#### [Data entries]

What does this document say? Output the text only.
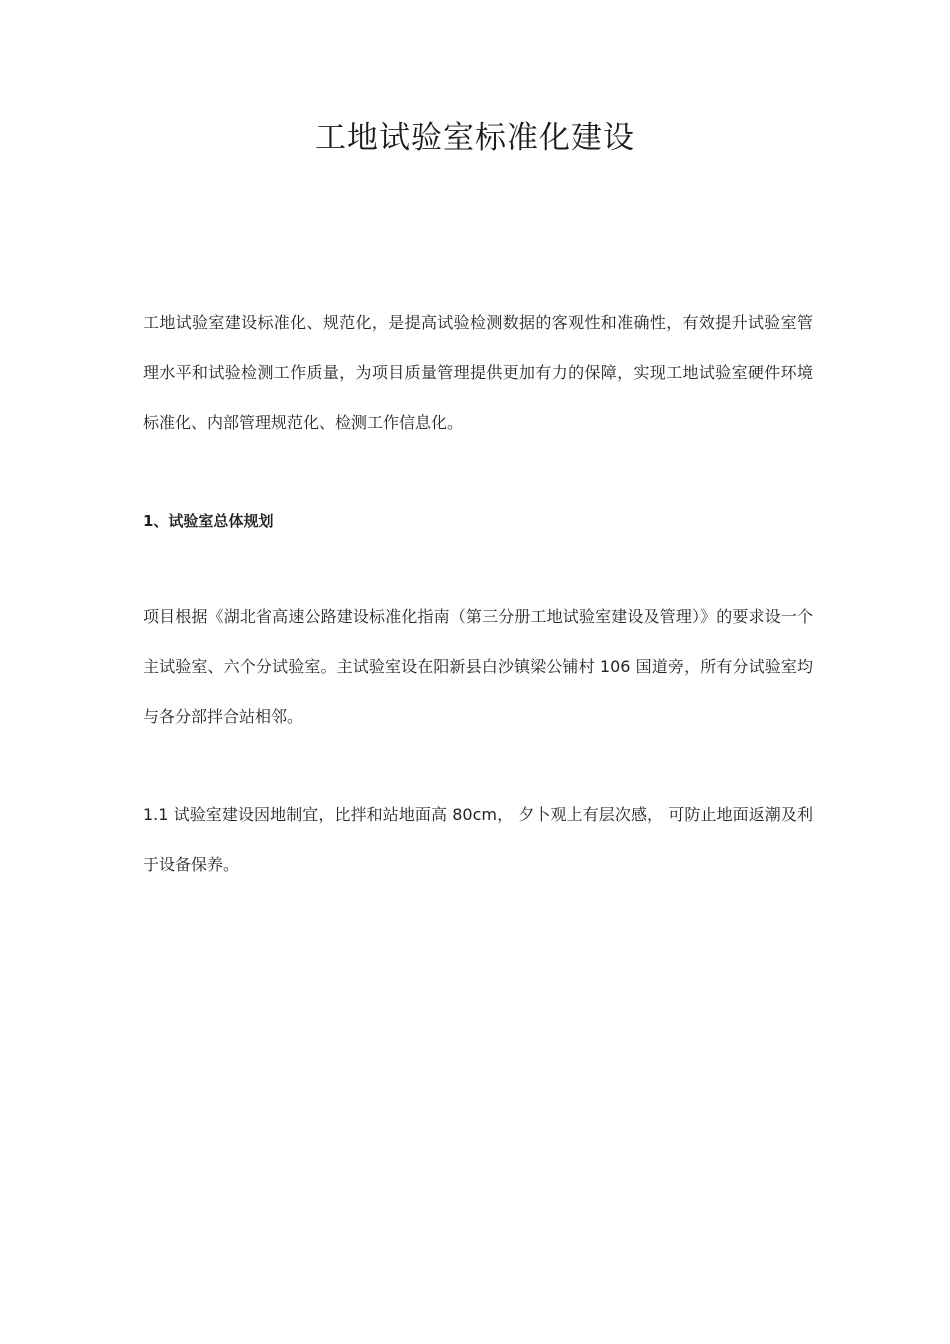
工地试验室标准化建设

工地试验室建设标准化、规范化，是提高试验检测数据的客观性和准确性，有效提升试验室管理水平和试验检测工作质量，为项目质量管理提供更加有力的保障，实现工地试验室硬件环境标准化、内部管理规范化、检测工作信息化。

1、试验室总体规划

项目根据《湖北省高速公路建设标准化指南（第三分册工地试验室建设及管理）》的要求设一个主试验室、六个分试验室。主试验室设在阳新县白沙镇梁公铺村 106 国道旁，所有分试验室均与各分部拌合站相邻。

1.1 试验室建设因地制宜，比拌和站地面高 80cm， 夕卜观上有层次感， 可防止地面返潮及利于设备保养。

#### [Task statement]
Pictures are excluded; repeat every record exactly.

#### [Worked answer]
What does this document say? Output the text only.
工地试验室标准化建设

工地试验室建设标准化、规范化，是提高试验检测数据的客观性和准确性，有效提升试验室管理水平和试验检测工作质量，为项目质量管理提供更加有力的保障，实现工地试验室硬件环境标准化、内部管理规范化、检测工作信息化。

1、试验室总体规划

项目根据《湖北省高速公路建设标准化指南（第三分册工地试验室建设及管理）》的要求设一个主试验室、六个分试验室。主试验室设在阳新县白沙镇梁公铺村 106 国道旁，所有分试验室均与各分部拌合站相邻。

1.1 试验室建设因地制宜，比拌和站地面高 80cm， 夕卜观上有层次感， 可防止地面返潮及利于设备保养。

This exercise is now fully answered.